EXERCISE DETAILS
Give every line below again, exactly.

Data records
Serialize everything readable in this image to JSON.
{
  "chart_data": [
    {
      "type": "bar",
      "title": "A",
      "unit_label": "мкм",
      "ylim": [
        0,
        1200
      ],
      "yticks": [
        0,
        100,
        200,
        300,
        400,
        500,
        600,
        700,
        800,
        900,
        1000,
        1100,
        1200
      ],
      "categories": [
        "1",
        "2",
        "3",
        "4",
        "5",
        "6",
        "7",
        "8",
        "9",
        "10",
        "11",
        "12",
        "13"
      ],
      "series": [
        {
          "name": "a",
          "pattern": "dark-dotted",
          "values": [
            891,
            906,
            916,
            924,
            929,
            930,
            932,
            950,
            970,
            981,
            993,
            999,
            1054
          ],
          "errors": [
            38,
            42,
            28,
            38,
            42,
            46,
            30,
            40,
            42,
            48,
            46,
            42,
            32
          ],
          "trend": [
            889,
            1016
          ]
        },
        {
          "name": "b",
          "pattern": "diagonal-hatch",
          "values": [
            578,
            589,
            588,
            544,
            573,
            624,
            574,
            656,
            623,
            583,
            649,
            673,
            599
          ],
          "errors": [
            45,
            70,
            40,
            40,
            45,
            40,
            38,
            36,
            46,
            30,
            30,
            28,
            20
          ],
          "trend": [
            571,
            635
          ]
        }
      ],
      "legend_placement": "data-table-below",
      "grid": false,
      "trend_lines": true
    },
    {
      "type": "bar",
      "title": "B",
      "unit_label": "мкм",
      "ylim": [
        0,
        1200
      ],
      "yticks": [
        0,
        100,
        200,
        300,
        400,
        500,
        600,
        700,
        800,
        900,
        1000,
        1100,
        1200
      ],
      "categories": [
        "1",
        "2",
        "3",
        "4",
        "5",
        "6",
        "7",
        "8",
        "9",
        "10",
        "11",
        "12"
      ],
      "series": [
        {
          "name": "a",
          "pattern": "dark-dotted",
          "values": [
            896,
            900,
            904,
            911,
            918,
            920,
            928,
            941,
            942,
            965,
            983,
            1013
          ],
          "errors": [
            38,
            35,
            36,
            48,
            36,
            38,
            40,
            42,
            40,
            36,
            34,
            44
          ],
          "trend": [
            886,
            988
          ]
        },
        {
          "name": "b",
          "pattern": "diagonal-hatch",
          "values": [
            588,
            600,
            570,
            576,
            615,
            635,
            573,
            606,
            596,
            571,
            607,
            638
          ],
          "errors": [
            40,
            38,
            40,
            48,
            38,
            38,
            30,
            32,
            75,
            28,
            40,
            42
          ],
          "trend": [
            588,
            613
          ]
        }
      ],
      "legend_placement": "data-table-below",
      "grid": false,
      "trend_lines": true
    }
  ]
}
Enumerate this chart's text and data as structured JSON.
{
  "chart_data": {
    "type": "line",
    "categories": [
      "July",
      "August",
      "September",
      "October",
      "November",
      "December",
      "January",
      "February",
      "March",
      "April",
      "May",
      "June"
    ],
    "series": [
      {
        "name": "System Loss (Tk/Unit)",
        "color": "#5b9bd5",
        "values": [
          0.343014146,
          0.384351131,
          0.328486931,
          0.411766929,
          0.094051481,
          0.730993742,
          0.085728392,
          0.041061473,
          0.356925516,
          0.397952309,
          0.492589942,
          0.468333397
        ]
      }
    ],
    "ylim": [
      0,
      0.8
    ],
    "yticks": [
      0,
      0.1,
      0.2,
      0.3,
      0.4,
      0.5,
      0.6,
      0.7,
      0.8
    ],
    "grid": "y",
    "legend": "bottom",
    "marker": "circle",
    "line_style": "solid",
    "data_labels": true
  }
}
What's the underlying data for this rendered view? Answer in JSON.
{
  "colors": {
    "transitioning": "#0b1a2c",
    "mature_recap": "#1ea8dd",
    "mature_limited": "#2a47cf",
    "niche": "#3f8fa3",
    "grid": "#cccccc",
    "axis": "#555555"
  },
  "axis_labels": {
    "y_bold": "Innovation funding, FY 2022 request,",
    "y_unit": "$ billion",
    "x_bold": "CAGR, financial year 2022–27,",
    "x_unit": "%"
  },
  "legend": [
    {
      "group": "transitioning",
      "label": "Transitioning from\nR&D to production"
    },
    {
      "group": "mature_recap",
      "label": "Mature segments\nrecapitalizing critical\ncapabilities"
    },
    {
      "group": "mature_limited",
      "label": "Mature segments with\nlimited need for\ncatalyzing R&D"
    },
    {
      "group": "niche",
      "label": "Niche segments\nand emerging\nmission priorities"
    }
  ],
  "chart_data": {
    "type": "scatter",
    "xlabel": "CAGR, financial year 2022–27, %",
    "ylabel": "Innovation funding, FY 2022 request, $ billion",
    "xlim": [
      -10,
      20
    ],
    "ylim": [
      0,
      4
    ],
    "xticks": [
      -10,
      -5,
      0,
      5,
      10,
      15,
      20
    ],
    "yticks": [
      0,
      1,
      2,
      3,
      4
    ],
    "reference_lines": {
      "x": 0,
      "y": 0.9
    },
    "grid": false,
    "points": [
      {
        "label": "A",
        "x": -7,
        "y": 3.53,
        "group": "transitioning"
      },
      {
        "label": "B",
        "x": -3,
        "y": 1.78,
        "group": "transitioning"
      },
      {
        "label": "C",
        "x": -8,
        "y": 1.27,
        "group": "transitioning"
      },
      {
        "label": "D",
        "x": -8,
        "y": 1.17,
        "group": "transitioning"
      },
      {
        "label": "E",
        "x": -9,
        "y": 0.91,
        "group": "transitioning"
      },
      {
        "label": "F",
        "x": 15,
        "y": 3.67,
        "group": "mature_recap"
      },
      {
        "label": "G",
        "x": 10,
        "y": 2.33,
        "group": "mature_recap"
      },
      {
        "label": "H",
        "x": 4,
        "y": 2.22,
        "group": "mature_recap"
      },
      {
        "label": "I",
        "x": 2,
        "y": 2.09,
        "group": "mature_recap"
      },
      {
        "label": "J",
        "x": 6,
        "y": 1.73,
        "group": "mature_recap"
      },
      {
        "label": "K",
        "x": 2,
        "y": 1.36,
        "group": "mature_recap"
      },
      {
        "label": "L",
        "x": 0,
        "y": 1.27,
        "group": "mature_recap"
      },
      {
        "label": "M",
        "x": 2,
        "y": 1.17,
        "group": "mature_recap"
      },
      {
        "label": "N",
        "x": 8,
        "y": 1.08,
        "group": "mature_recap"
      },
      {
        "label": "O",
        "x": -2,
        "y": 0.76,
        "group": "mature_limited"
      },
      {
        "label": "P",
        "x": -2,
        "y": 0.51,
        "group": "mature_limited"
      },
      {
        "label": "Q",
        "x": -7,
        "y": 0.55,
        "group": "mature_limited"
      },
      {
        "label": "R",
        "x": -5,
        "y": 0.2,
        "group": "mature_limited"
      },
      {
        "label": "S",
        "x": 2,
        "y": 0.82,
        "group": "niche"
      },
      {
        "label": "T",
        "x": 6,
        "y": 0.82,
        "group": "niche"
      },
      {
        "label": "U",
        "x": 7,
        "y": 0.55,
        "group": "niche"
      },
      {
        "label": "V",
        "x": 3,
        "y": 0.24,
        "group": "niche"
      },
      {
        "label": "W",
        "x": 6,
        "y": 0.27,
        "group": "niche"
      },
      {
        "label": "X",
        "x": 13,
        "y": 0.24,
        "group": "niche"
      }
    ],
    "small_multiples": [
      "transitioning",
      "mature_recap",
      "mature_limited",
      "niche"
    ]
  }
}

FULL OUTPUT
Serialize everything readable in this image to JSON.
{
  "chart_data": [
    {
      "type": "bar",
      "title": "A",
      "unit_label": "мкм",
      "ylim": [
        0,
        1200
      ],
      "yticks": [
        0,
        100,
        200,
        300,
        400,
        500,
        600,
        700,
        800,
        900,
        1000,
        1100,
        1200
      ],
      "categories": [
        "1",
        "2",
        "3",
        "4",
        "5",
        "6",
        "7",
        "8",
        "9",
        "10",
        "11",
        "12",
        "13"
      ],
      "series": [
        {
          "name": "a",
          "pattern": "dark-dotted",
          "values": [
            891,
            906,
            916,
            924,
            929,
            930,
            932,
            950,
            970,
            981,
            993,
            999,
            1054
          ],
          "errors": [
            38,
            42,
            28,
            38,
            42,
            46,
            30,
            40,
            42,
            48,
            46,
            42,
            32
          ],
          "trend": [
            889,
            1016
          ]
        },
        {
          "name": "b",
          "pattern": "diagonal-hatch",
          "values": [
            578,
            589,
            588,
            544,
            573,
            624,
            574,
            656,
            623,
            583,
            649,
            673,
            599
          ],
          "errors": [
            45,
            70,
            40,
            40,
            45,
            40,
            38,
            36,
            46,
            30,
            30,
            28,
            20
          ],
          "trend": [
            571,
            635
          ]
        }
      ],
      "legend_placement": "data-table-below",
      "grid": false,
      "trend_lines": true
    },
    {
      "type": "bar",
      "title": "B",
      "unit_label": "мкм",
      "ylim": [
        0,
        1200
      ],
      "yticks": [
        0,
        100,
        200,
        300,
        400,
        500,
        600,
        700,
        800,
        900,
        1000,
        1100,
        1200
      ],
      "categories": [
        "1",
        "2",
        "3",
        "4",
        "5",
        "6",
        "7",
        "8",
        "9",
        "10",
        "11",
        "12"
      ],
      "series": [
        {
          "name": "a",
          "pattern": "dark-dotted",
          "values": [
            896,
            900,
            904,
            911,
            918,
            920,
            928,
            941,
            942,
            965,
            983,
            1013
          ],
          "errors": [
            38,
            35,
            36,
            48,
            36,
            38,
            40,
            42,
            40,
            36,
            34,
            44
          ],
          "trend": [
            886,
            988
          ]
        },
        {
          "name": "b",
          "pattern": "diagonal-hatch",
          "values": [
            588,
            600,
            570,
            576,
            615,
            635,
            573,
            606,
            596,
            571,
            607,
            638
          ],
          "errors": [
            40,
            38,
            40,
            48,
            38,
            38,
            30,
            32,
            75,
            28,
            40,
            42
          ],
          "trend": [
            588,
            613
          ]
        }
      ],
      "legend_placement": "data-table-below",
      "grid": false,
      "trend_lines": true
    }
  ]
}
Enumerate this chart's text and data as structured JSON.
{
  "chart_data": {
    "type": "line",
    "categories": [
      "July",
      "August",
      "September",
      "October",
      "November",
      "December",
      "January",
      "February",
      "March",
      "April",
      "May",
      "June"
    ],
    "series": [
      {
        "name": "System Loss (Tk/Unit)",
        "color": "#5b9bd5",
        "values": [
          0.343014146,
          0.384351131,
          0.328486931,
          0.411766929,
          0.094051481,
          0.730993742,
          0.085728392,
          0.041061473,
          0.356925516,
          0.397952309,
          0.492589942,
          0.468333397
        ]
      }
    ],
    "ylim": [
      0,
      0.8
    ],
    "yticks": [
      0,
      0.1,
      0.2,
      0.3,
      0.4,
      0.5,
      0.6,
      0.7,
      0.8
    ],
    "grid": "y",
    "legend": "bottom",
    "marker": "circle",
    "line_style": "solid",
    "data_labels": true
  }
}
What's the underlying data for this rendered view? Answer in JSON.
{
  "colors": {
    "transitioning": "#0b1a2c",
    "mature_recap": "#1ea8dd",
    "mature_limited": "#2a47cf",
    "niche": "#3f8fa3",
    "grid": "#cccccc",
    "axis": "#555555"
  },
  "axis_labels": {
    "y_bold": "Innovation funding, FY 2022 request,",
    "y_unit": "$ billion",
    "x_bold": "CAGR, financial year 2022–27,",
    "x_unit": "%"
  },
  "legend": [
    {
      "group": "transitioning",
      "label": "Transitioning from\nR&D to production"
    },
    {
      "group": "mature_recap",
      "label": "Mature segments\nrecapitalizing critical\ncapabilities"
    },
    {
      "group": "mature_limited",
      "label": "Mature segments with\nlimited need for\ncatalyzing R&D"
    },
    {
      "group": "niche",
      "label": "Niche segments\nand emerging\nmission priorities"
    }
  ],
  "chart_data": {
    "type": "scatter",
    "xlabel": "CAGR, financial year 2022–27, %",
    "ylabel": "Innovation funding, FY 2022 request, $ billion",
    "xlim": [
      -10,
      20
    ],
    "ylim": [
      0,
      4
    ],
    "xticks": [
      -10,
      -5,
      0,
      5,
      10,
      15,
      20
    ],
    "yticks": [
      0,
      1,
      2,
      3,
      4
    ],
    "reference_lines": {
      "x": 0,
      "y": 0.9
    },
    "grid": false,
    "points": [
      {
        "label": "A",
        "x": -7,
        "y": 3.53,
        "group": "transitioning"
      },
      {
        "label": "B",
        "x": -3,
        "y": 1.78,
        "group": "transitioning"
      },
      {
        "label": "C",
        "x": -8,
        "y": 1.27,
        "group": "transitioning"
      },
      {
        "label": "D",
        "x": -8,
        "y": 1.17,
        "group": "transitioning"
      },
      {
        "label": "E",
        "x": -9,
        "y": 0.91,
        "group": "transitioning"
      },
      {
        "label": "F",
        "x": 15,
        "y": 3.67,
        "group": "mature_recap"
      },
      {
        "label": "G",
        "x": 10,
        "y": 2.33,
        "group": "mature_recap"
      },
      {
        "label": "H",
        "x": 4,
        "y": 2.22,
        "group": "mature_recap"
      },
      {
        "label": "I",
        "x": 2,
        "y": 2.09,
        "group": "mature_recap"
      },
      {
        "label": "J",
        "x": 6,
        "y": 1.73,
        "group": "mature_recap"
      },
      {
        "label": "K",
        "x": 2,
        "y": 1.36,
        "group": "mature_recap"
      },
      {
        "label": "L",
        "x": 0,
        "y": 1.27,
        "group": "mature_recap"
      },
      {
        "label": "M",
        "x": 2,
        "y": 1.17,
        "group": "mature_recap"
      },
      {
        "label": "N",
        "x": 8,
        "y": 1.08,
        "group": "mature_recap"
      },
      {
        "label": "O",
        "x": -2,
        "y": 0.76,
        "group": "mature_limited"
      },
      {
        "label": "P",
        "x": -2,
        "y": 0.51,
        "group": "mature_limited"
      },
      {
        "label": "Q",
        "x": -7,
        "y": 0.55,
        "group": "mature_limited"
      },
      {
        "label": "R",
        "x": -5,
        "y": 0.2,
        "group": "mature_limited"
      },
      {
        "label": "S",
        "x": 2,
        "y": 0.82,
        "group": "niche"
      },
      {
        "label": "T",
        "x": 6,
        "y": 0.82,
        "group": "niche"
      },
      {
        "label": "U",
        "x": 7,
        "y": 0.55,
        "group": "niche"
      },
      {
        "label": "V",
        "x": 3,
        "y": 0.24,
        "group": "niche"
      },
      {
        "label": "W",
        "x": 6,
        "y": 0.27,
        "group": "niche"
      },
      {
        "label": "X",
        "x": 13,
        "y": 0.24,
        "group": "niche"
      }
    ],
    "small_multiples": [
      "transitioning",
      "mature_recap",
      "mature_limited",
      "niche"
    ]
  }
}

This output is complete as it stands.